Stored items
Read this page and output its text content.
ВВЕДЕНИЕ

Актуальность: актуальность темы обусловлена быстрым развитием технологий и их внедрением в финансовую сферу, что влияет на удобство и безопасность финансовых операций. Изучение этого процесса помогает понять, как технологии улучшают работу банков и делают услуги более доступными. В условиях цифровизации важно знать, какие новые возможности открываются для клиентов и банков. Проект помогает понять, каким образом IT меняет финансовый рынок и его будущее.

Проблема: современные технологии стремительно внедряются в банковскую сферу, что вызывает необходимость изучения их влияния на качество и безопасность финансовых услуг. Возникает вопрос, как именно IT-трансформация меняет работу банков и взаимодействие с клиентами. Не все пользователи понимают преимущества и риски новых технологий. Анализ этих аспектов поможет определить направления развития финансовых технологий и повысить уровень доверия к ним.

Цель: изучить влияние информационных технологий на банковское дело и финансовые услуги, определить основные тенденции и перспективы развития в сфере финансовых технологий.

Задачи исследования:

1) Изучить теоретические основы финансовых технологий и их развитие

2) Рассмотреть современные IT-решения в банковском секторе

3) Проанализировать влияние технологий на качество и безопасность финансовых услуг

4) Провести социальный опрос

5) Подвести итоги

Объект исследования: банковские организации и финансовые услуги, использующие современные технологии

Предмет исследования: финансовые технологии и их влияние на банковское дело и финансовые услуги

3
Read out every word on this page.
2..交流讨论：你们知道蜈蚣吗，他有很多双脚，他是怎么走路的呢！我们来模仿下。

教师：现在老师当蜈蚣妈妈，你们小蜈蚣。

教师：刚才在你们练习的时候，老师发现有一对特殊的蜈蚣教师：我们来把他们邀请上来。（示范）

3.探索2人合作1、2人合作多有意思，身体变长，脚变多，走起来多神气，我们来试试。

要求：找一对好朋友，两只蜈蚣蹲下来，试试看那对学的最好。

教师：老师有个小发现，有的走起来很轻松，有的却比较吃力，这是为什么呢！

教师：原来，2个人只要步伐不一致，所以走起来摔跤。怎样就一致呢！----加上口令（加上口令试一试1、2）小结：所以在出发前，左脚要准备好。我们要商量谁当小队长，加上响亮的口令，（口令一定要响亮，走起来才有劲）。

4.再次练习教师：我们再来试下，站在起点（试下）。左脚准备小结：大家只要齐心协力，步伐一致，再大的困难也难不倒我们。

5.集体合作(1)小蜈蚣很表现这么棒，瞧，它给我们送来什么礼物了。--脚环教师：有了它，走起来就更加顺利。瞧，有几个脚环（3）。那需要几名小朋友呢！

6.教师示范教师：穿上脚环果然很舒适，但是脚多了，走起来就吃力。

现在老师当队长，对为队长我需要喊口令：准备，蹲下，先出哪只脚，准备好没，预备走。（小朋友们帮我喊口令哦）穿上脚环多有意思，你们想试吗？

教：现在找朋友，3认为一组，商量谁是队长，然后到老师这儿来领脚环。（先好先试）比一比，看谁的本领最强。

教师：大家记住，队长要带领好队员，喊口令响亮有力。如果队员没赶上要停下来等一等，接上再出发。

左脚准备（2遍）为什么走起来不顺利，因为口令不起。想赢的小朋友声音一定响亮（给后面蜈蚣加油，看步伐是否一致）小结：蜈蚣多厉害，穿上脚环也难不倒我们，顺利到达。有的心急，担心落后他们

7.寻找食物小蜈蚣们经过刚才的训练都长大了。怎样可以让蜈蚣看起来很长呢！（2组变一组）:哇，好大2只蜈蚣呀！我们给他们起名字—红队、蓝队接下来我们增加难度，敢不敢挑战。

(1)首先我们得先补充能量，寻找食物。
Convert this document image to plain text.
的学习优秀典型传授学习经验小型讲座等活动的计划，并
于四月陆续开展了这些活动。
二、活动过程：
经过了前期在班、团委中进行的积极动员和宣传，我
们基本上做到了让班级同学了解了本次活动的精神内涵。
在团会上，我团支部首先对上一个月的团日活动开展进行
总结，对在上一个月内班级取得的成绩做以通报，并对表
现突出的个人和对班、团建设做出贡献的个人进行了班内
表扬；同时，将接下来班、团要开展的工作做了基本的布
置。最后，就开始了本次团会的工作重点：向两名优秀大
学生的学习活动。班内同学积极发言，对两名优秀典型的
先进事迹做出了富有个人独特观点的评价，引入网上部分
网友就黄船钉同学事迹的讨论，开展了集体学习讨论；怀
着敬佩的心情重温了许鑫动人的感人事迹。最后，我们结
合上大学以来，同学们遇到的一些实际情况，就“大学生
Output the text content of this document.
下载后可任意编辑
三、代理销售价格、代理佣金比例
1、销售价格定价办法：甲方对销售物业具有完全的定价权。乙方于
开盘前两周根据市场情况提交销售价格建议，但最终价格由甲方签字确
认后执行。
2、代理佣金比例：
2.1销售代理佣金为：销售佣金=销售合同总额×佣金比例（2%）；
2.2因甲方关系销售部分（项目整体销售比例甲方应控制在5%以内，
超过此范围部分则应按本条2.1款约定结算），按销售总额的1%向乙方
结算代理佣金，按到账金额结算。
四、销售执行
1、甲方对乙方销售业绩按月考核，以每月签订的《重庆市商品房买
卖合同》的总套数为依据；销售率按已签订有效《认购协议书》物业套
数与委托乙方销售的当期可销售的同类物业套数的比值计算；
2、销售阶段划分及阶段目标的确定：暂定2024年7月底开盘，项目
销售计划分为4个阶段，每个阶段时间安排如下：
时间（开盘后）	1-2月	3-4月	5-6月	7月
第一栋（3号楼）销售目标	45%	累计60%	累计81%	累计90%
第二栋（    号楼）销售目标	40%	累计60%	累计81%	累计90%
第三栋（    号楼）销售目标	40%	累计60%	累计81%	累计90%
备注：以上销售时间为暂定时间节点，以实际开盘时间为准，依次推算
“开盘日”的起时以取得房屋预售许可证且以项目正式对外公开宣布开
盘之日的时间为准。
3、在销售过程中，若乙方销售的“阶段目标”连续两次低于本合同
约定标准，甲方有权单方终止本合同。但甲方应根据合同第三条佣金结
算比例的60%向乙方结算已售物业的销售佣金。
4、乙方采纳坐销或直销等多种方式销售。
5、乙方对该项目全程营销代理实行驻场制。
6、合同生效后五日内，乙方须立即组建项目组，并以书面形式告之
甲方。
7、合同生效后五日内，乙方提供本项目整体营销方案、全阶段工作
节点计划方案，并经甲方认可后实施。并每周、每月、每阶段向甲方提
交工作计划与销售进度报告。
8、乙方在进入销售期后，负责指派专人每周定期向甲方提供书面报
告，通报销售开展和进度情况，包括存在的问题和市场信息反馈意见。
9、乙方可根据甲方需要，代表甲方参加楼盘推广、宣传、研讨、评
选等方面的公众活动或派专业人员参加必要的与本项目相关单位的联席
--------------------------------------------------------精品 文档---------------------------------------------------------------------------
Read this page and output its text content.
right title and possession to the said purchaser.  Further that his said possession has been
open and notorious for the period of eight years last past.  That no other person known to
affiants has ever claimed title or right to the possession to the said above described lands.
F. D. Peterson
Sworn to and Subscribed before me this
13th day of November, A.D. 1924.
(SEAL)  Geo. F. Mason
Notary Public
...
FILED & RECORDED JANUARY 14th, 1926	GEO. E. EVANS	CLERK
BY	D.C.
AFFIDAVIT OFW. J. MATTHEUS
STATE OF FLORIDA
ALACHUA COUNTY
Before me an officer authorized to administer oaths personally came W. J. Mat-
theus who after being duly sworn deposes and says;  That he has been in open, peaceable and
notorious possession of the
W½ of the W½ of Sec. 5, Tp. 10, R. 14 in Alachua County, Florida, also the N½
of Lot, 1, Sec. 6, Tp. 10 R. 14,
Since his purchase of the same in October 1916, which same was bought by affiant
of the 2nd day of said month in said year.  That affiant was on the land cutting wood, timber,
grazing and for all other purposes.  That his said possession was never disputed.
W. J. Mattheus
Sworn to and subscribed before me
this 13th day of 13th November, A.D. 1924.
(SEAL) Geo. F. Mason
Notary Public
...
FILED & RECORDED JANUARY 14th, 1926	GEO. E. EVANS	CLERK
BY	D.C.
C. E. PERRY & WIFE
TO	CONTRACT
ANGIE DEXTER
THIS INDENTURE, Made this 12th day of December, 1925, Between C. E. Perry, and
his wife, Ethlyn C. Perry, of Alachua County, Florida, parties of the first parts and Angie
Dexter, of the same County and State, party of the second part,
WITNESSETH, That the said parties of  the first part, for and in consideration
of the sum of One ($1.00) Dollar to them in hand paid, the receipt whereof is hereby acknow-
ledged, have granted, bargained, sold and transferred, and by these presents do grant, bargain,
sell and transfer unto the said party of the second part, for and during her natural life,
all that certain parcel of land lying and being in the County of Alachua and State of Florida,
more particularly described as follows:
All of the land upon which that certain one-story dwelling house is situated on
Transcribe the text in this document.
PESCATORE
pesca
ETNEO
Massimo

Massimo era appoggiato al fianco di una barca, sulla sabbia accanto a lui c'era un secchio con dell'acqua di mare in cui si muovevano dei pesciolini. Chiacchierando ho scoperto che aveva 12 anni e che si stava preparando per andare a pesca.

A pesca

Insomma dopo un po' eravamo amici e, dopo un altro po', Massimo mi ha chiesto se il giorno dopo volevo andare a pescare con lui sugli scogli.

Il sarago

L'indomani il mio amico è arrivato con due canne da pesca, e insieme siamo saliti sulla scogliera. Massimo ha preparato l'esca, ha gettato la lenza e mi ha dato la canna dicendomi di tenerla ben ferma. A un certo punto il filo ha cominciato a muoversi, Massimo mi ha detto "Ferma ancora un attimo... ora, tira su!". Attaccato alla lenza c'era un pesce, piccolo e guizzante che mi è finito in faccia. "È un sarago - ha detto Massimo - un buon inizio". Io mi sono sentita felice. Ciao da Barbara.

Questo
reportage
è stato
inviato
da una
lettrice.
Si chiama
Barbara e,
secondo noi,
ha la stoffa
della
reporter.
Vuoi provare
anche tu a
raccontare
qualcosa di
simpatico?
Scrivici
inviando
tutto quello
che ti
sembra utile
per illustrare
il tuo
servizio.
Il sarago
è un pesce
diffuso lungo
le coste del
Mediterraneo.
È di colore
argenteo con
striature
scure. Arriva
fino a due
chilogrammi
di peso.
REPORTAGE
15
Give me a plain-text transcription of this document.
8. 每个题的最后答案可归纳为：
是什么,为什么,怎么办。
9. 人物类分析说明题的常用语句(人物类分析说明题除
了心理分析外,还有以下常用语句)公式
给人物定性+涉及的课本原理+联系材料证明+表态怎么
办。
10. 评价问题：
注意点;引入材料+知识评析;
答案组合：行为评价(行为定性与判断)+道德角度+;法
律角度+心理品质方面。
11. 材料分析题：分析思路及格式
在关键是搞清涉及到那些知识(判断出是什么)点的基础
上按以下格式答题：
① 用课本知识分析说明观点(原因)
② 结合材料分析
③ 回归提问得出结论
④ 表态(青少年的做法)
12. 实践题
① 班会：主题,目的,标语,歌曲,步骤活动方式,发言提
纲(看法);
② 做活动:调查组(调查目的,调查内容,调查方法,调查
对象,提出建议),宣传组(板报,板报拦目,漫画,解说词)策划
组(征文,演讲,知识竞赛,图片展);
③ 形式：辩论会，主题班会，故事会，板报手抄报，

▶ **Your instructions**
Copy each line containing the word "possession" from the data.

▶ **Output of the task**
right title and possession to the said purchaser.  Further that his said possession has been
affiants has ever claimed title or right to the possession to the said above described lands.
notorious possession of the
grazing and for all other purposes.  That his said possession was never disputed.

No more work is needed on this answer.